RECORDS FOR THIS EXERCISE:
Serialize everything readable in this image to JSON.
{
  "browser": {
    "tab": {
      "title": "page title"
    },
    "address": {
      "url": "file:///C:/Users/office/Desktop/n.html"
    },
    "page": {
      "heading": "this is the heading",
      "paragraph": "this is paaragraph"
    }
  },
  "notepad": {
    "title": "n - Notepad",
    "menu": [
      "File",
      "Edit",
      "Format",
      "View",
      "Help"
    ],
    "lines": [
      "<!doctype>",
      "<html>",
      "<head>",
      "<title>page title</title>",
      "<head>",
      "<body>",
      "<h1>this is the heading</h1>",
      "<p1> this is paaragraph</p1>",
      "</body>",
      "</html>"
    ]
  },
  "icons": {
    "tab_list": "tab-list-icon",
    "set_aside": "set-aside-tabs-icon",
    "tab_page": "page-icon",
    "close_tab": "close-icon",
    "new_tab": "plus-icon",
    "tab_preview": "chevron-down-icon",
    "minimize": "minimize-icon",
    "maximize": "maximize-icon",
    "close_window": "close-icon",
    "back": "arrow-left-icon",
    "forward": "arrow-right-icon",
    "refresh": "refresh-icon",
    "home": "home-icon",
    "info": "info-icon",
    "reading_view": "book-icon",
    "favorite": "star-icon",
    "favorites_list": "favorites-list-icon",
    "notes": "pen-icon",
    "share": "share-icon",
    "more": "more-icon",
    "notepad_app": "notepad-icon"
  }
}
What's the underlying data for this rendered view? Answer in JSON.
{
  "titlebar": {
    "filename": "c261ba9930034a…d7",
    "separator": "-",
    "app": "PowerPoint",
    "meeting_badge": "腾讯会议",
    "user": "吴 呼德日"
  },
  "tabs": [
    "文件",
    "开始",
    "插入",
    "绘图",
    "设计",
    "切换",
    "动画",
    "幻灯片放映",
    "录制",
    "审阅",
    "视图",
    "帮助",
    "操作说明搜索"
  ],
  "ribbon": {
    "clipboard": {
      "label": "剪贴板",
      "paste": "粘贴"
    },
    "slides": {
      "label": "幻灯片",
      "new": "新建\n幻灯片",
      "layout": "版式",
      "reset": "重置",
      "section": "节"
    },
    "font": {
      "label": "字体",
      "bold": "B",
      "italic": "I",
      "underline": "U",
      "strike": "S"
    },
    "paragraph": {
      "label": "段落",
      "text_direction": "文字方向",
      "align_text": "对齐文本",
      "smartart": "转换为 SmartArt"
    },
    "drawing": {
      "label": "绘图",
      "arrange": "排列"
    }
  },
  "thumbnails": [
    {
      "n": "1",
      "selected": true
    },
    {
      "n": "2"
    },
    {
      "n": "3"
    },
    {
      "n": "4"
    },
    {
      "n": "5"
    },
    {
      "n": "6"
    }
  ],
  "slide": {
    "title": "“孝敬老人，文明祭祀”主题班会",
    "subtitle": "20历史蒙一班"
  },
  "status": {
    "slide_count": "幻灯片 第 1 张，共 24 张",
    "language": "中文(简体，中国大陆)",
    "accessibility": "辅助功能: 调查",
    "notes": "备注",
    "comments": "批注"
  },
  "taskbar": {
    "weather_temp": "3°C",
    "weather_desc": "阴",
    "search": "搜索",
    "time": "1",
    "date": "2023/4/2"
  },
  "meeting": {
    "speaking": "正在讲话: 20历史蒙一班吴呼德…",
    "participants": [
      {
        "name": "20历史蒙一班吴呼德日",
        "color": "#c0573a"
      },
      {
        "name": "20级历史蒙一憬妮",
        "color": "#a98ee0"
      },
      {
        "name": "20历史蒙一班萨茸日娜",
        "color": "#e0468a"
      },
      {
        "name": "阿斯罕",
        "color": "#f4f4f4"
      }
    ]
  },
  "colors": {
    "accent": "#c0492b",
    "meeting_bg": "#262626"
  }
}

TASK TO CARRY OUT: Copy out the full material exactly as it appears.

ANSWER TO THIS TASK:
Serialize everything readable in this image to JSON.
{
  "browser": {
    "tab": {
      "title": "page title"
    },
    "address": {
      "url": "file:///C:/Users/office/Desktop/n.html"
    },
    "page": {
      "heading": "this is the heading",
      "paragraph": "this is paaragraph"
    }
  },
  "notepad": {
    "title": "n - Notepad",
    "menu": [
      "File",
      "Edit",
      "Format",
      "View",
      "Help"
    ],
    "lines": [
      "<!doctype>",
      "<html>",
      "<head>",
      "<title>page title</title>",
      "<head>",
      "<body>",
      "<h1>this is the heading</h1>",
      "<p1> this is paaragraph</p1>",
      "</body>",
      "</html>"
    ]
  },
  "icons": {
    "tab_list": "tab-list-icon",
    "set_aside": "set-aside-tabs-icon",
    "tab_page": "page-icon",
    "close_tab": "close-icon",
    "new_tab": "plus-icon",
    "tab_preview": "chevron-down-icon",
    "minimize": "minimize-icon",
    "maximize": "maximize-icon",
    "close_window": "close-icon",
    "back": "arrow-left-icon",
    "forward": "arrow-right-icon",
    "refresh": "refresh-icon",
    "home": "home-icon",
    "info": "info-icon",
    "reading_view": "book-icon",
    "favorite": "star-icon",
    "favorites_list": "favorites-list-icon",
    "notes": "pen-icon",
    "share": "share-icon",
    "more": "more-icon",
    "notepad_app": "notepad-icon"
  }
}
What's the underlying data for this rendered view? Answer in JSON.
{
  "titlebar": {
    "filename": "c261ba9930034a…d7",
    "separator": "-",
    "app": "PowerPoint",
    "meeting_badge": "腾讯会议",
    "user": "吴 呼德日"
  },
  "tabs": [
    "文件",
    "开始",
    "插入",
    "绘图",
    "设计",
    "切换",
    "动画",
    "幻灯片放映",
    "录制",
    "审阅",
    "视图",
    "帮助",
    "操作说明搜索"
  ],
  "ribbon": {
    "clipboard": {
      "label": "剪贴板",
      "paste": "粘贴"
    },
    "slides": {
      "label": "幻灯片",
      "new": "新建\n幻灯片",
      "layout": "版式",
      "reset": "重置",
      "section": "节"
    },
    "font": {
      "label": "字体",
      "bold": "B",
      "italic": "I",
      "underline": "U",
      "strike": "S"
    },
    "paragraph": {
      "label": "段落",
      "text_direction": "文字方向",
      "align_text": "对齐文本",
      "smartart": "转换为 SmartArt"
    },
    "drawing": {
      "label": "绘图",
      "arrange": "排列"
    }
  },
  "thumbnails": [
    {
      "n": "1",
      "selected": true
    },
    {
      "n": "2"
    },
    {
      "n": "3"
    },
    {
      "n": "4"
    },
    {
      "n": "5"
    },
    {
      "n": "6"
    }
  ],
  "slide": {
    "title": "“孝敬老人，文明祭祀”主题班会",
    "subtitle": "20历史蒙一班"
  },
  "status": {
    "slide_count": "幻灯片 第 1 张，共 24 张",
    "language": "中文(简体，中国大陆)",
    "accessibility": "辅助功能: 调查",
    "notes": "备注",
    "comments": "批注"
  },
  "taskbar": {
    "weather_temp": "3°C",
    "weather_desc": "阴",
    "search": "搜索",
    "time": "1",
    "date": "2023/4/2"
  },
  "meeting": {
    "speaking": "正在讲话: 20历史蒙一班吴呼德…",
    "participants": [
      {
        "name": "20历史蒙一班吴呼德日",
        "color": "#c0573a"
      },
      {
        "name": "20级历史蒙一憬妮",
        "color": "#a98ee0"
      },
      {
        "name": "20历史蒙一班萨茸日娜",
        "color": "#e0468a"
      },
      {
        "name": "阿斯罕",
        "color": "#f4f4f4"
      }
    ]
  },
  "colors": {
    "accent": "#c0492b",
    "meeting_bg": "#262626"
  }
}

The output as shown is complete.